▸ **TO DO**
In your copy, leave out the pictures and repeat the entries below exactly.

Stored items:
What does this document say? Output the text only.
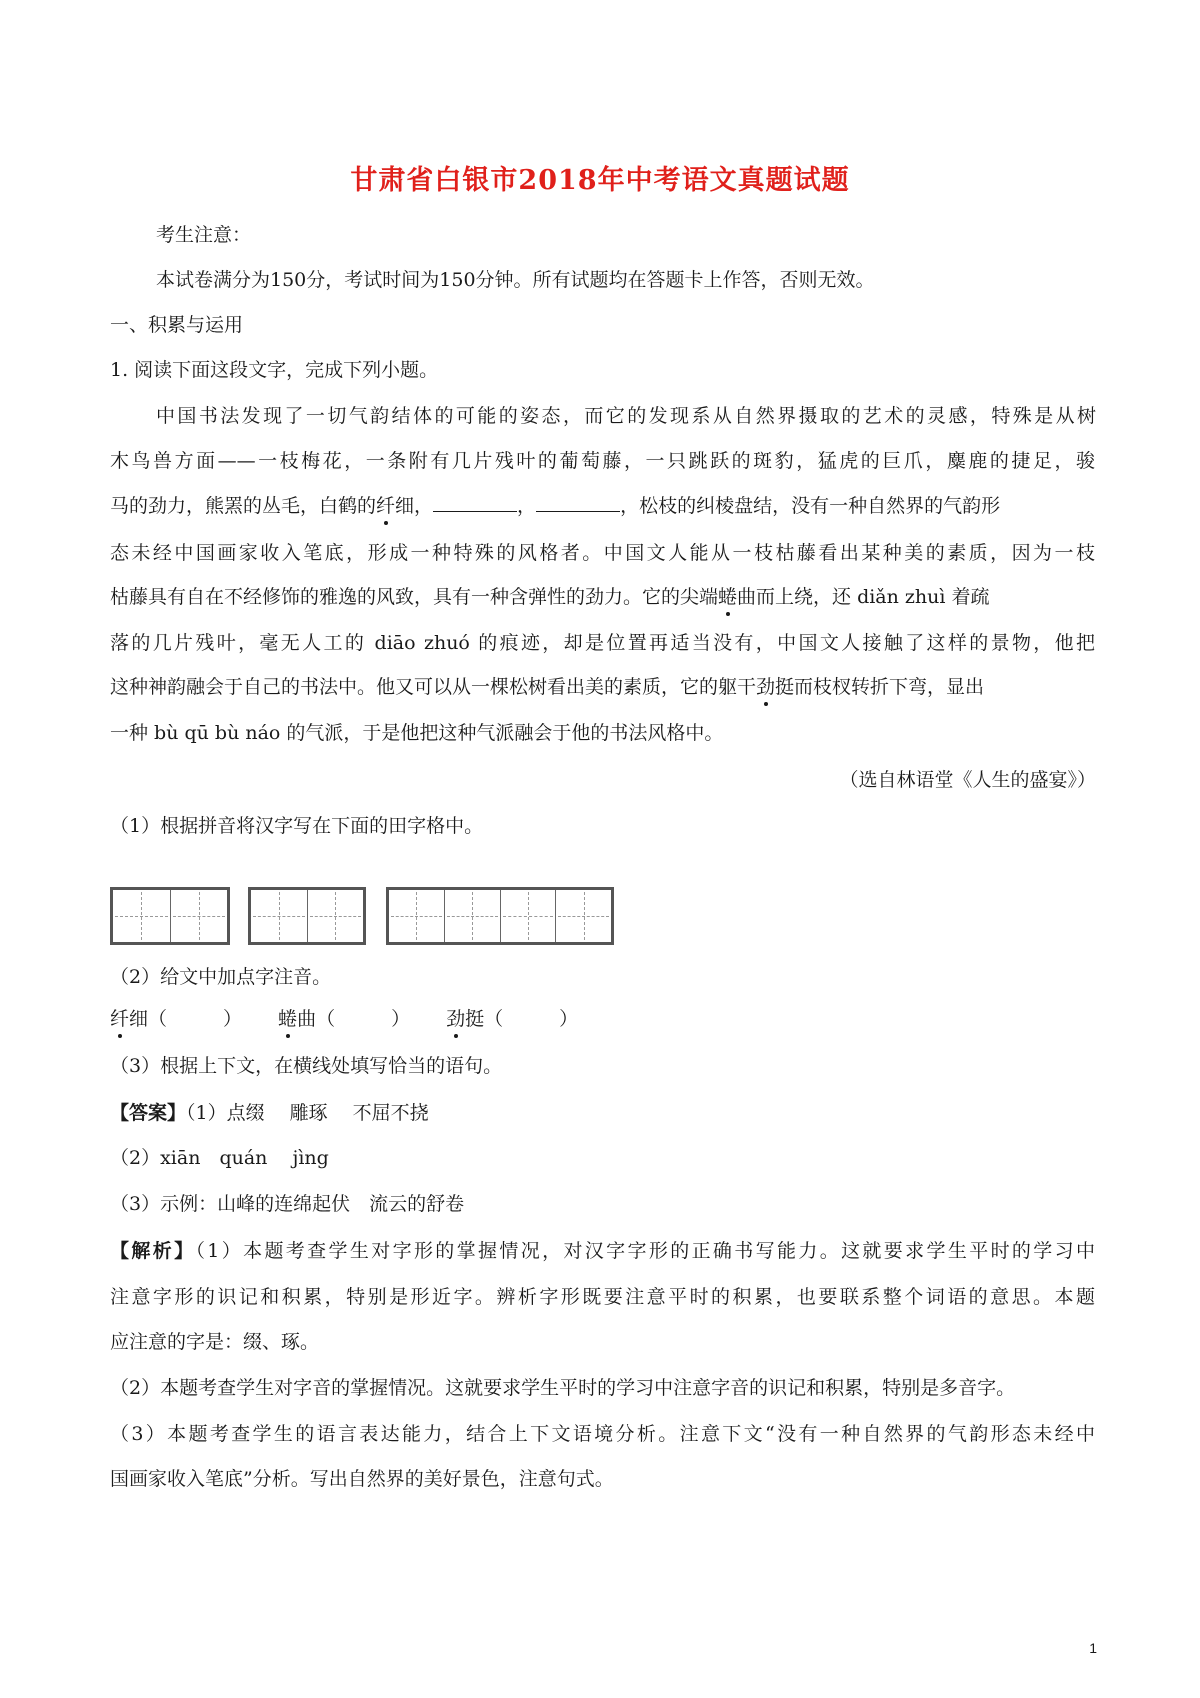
甘肃省白银市2018年中考语文真题试题
考生注意：
本试卷满分为150分，考试时间为150分钟。所有试题均在答题卡上作答，否则无效。
一、积累与运用
1. 阅读下面这段文字，完成下列小题。
中国书法发现了一切气韵结体的可能的姿态，而它的发现系从自然界摄取的艺术的灵感，特殊是从树
木鸟兽方面——一枝梅花，一条附有几片残叶的葡萄藤，一只跳跃的斑豹，猛虎的巨爪，麋鹿的捷足，骏
马的劲力，熊罴的丛毛，白鹤的纤细，	，	，松枝的纠棱盘结，没有一种自然界的气韵形
态未经中国画家收入笔底，形成一种特殊的风格者。中国文人能从一枝枯藤看出某种美的素质，因为一枝
枯藤具有自在不经修饰的雅逸的风致，具有一种含弹性的劲力。它的尖端蜷曲而上绕，还 diǎn zhuì 着疏
落的几片残叶，毫无人工的 diāo zhuó 的痕迹，却是位置再适当没有，中国文人接触了这样的景物，他把
这种神韵融会于自己的书法中。他又可以从一棵松树看出美的素质，它的躯干劲挺而枝杈转折下弯，显出
一种 bù qū bù náo 的气派，于是他把这种气派融会于他的书法风格中。
（选自林语堂《人生的盛宴》）
（1）根据拼音将汉字写在下面的田字格中。
（2）给文中加点字注音。
纤细（	） 蜷曲（	） 劲挺（	）
（3）根据上下文，在横线处填写恰当的语句。
【答案】（1）点缀　 雕琢　 不屈不挠
（2）xiān　quán　 jìng
（3）示例：山峰的连绵起伏　流云的舒卷
【解析】（1）本题考查学生对字形的掌握情况，对汉字字形的正确书写能力。这就要求学生平时的学习中
注意字形的识记和积累，特别是形近字。辨析字形既要注意平时的积累，也要联系整个词语的意思。本题
应注意的字是：缀、琢。
（2）本题考查学生对字音的掌握情况。这就要求学生平时的学习中注意字音的识记和积累，特别是多音字。
（3）本题考查学生的语言表达能力，结合上下文语境分析。注意下文“没有一种自然界的气韵形态未经中
国画家收入笔底”分析。写出自然界的美好景色，注意句式。
1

▸ **FULL OUTPUT**
What does this document say? Output the text only.
甘肃省白银市2018年中考语文真题试题
考生注意：
本试卷满分为150分，考试时间为150分钟。所有试题均在答题卡上作答，否则无效。
一、积累与运用
1. 阅读下面这段文字，完成下列小题。
中国书法发现了一切气韵结体的可能的姿态，而它的发现系从自然界摄取的艺术的灵感，特殊是从树
木鸟兽方面——一枝梅花，一条附有几片残叶的葡萄藤，一只跳跃的斑豹，猛虎的巨爪，麋鹿的捷足，骏
马的劲力，熊罴的丛毛，白鹤的纤细，	，	，松枝的纠棱盘结，没有一种自然界的气韵形
态未经中国画家收入笔底，形成一种特殊的风格者。中国文人能从一枝枯藤看出某种美的素质，因为一枝
枯藤具有自在不经修饰的雅逸的风致，具有一种含弹性的劲力。它的尖端蜷曲而上绕，还 diǎn zhuì 着疏
落的几片残叶，毫无人工的 diāo zhuó 的痕迹，却是位置再适当没有，中国文人接触了这样的景物，他把
这种神韵融会于自己的书法中。他又可以从一棵松树看出美的素质，它的躯干劲挺而枝杈转折下弯，显出
一种 bù qū bù náo 的气派，于是他把这种气派融会于他的书法风格中。
（选自林语堂《人生的盛宴》）
（1）根据拼音将汉字写在下面的田字格中。
（2）给文中加点字注音。
纤细（	） 蜷曲（	） 劲挺（	）
（3）根据上下文，在横线处填写恰当的语句。
【答案】（1）点缀　 雕琢　 不屈不挠
（2）xiān　quán　 jìng
（3）示例：山峰的连绵起伏　流云的舒卷
【解析】（1）本题考查学生对字形的掌握情况，对汉字字形的正确书写能力。这就要求学生平时的学习中
注意字形的识记和积累，特别是形近字。辨析字形既要注意平时的积累，也要联系整个词语的意思。本题
应注意的字是：缀、琢。
（2）本题考查学生对字音的掌握情况。这就要求学生平时的学习中注意字音的识记和积累，特别是多音字。
（3）本题考查学生的语言表达能力，结合上下文语境分析。注意下文“没有一种自然界的气韵形态未经中
国画家收入笔底”分析。写出自然界的美好景色，注意句式。
1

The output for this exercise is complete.